From the listing that follows, extract every line and set it down unaltered.

= Data for processing =

=-=-=

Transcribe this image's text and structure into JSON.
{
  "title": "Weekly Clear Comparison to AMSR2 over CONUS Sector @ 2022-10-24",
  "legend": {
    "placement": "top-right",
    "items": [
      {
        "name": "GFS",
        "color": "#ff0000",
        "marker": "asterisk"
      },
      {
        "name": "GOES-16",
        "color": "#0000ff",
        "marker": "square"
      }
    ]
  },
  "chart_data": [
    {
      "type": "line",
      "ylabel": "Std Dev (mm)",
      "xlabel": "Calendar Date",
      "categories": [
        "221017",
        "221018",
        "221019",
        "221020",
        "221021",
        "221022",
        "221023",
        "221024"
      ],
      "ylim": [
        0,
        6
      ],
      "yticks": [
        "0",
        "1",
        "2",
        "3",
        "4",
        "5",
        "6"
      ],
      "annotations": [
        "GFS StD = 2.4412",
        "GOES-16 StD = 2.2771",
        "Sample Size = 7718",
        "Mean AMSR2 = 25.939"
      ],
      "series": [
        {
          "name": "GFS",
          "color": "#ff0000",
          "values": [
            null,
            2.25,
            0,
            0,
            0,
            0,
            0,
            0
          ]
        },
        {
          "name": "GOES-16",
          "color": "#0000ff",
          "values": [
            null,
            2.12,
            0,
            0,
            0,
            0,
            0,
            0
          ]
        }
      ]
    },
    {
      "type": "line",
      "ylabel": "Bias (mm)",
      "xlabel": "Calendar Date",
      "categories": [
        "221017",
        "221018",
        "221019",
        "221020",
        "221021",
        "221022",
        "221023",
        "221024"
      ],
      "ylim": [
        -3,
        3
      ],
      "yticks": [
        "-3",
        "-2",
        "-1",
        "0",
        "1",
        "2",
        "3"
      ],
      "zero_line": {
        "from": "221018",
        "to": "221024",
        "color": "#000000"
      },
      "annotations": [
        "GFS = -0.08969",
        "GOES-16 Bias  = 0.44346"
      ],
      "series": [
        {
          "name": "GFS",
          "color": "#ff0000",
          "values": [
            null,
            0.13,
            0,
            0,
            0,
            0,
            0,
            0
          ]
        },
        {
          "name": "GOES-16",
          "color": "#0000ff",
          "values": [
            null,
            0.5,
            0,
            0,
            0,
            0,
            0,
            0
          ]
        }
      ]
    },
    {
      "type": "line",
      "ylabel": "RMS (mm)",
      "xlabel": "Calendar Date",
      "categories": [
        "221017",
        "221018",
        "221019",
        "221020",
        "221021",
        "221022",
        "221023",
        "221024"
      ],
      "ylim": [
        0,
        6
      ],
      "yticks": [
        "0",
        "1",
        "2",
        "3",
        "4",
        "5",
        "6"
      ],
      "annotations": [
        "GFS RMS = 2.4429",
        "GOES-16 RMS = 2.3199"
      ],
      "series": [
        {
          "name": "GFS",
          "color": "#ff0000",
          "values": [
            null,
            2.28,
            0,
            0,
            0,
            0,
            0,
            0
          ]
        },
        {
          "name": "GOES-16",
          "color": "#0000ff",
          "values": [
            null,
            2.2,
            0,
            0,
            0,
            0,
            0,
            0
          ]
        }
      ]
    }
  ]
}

=-=-=

= Written answer =
Transcribe this image's text and structure into JSON.
{
  "title": "Weekly Clear Comparison to AMSR2 over CONUS Sector @ 2022-10-24",
  "legend": {
    "placement": "top-right",
    "items": [
      {
        "name": "GFS",
        "color": "#ff0000",
        "marker": "asterisk"
      },
      {
        "name": "GOES-16",
        "color": "#0000ff",
        "marker": "square"
      }
    ]
  },
  "chart_data": [
    {
      "type": "line",
      "ylabel": "Std Dev (mm)",
      "xlabel": "Calendar Date",
      "categories": [
        "221017",
        "221018",
        "221019",
        "221020",
        "221021",
        "221022",
        "221023",
        "221024"
      ],
      "ylim": [
        0,
        6
      ],
      "yticks": [
        "0",
        "1",
        "2",
        "3",
        "4",
        "5",
        "6"
      ],
      "annotations": [
        "GFS StD = 2.4412",
        "GOES-16 StD = 2.2771",
        "Sample Size = 7718",
        "Mean AMSR2 = 25.939"
      ],
      "series": [
        {
          "name": "GFS",
          "color": "#ff0000",
          "values": [
            null,
            2.25,
            0,
            0,
            0,
            0,
            0,
            0
          ]
        },
        {
          "name": "GOES-16",
          "color": "#0000ff",
          "values": [
            null,
            2.12,
            0,
            0,
            0,
            0,
            0,
            0
          ]
        }
      ]
    },
    {
      "type": "line",
      "ylabel": "Bias (mm)",
      "xlabel": "Calendar Date",
      "categories": [
        "221017",
        "221018",
        "221019",
        "221020",
        "221021",
        "221022",
        "221023",
        "221024"
      ],
      "ylim": [
        -3,
        3
      ],
      "yticks": [
        "-3",
        "-2",
        "-1",
        "0",
        "1",
        "2",
        "3"
      ],
      "zero_line": {
        "from": "221018",
        "to": "221024",
        "color": "#000000"
      },
      "annotations": [
        "GFS = -0.08969",
        "GOES-16 Bias  = 0.44346"
      ],
      "series": [
        {
          "name": "GFS",
          "color": "#ff0000",
          "values": [
            null,
            0.13,
            0,
            0,
            0,
            0,
            0,
            0
          ]
        },
        {
          "name": "GOES-16",
          "color": "#0000ff",
          "values": [
            null,
            0.5,
            0,
            0,
            0,
            0,
            0,
            0
          ]
        }
      ]
    },
    {
      "type": "line",
      "ylabel": "RMS (mm)",
      "xlabel": "Calendar Date",
      "categories": [
        "221017",
        "221018",
        "221019",
        "221020",
        "221021",
        "221022",
        "221023",
        "221024"
      ],
      "ylim": [
        0,
        6
      ],
      "yticks": [
        "0",
        "1",
        "2",
        "3",
        "4",
        "5",
        "6"
      ],
      "annotations": [
        "GFS RMS = 2.4429",
        "GOES-16 RMS = 2.3199"
      ],
      "series": [
        {
          "name": "GFS",
          "color": "#ff0000",
          "values": [
            null,
            2.28,
            0,
            0,
            0,
            0,
            0,
            0
          ]
        },
        {
          "name": "GOES-16",
          "color": "#0000ff",
          "values": [
            null,
            2.2,
            0,
            0,
            0,
            0,
            0,
            0
          ]
        }
      ]
    }
  ]
}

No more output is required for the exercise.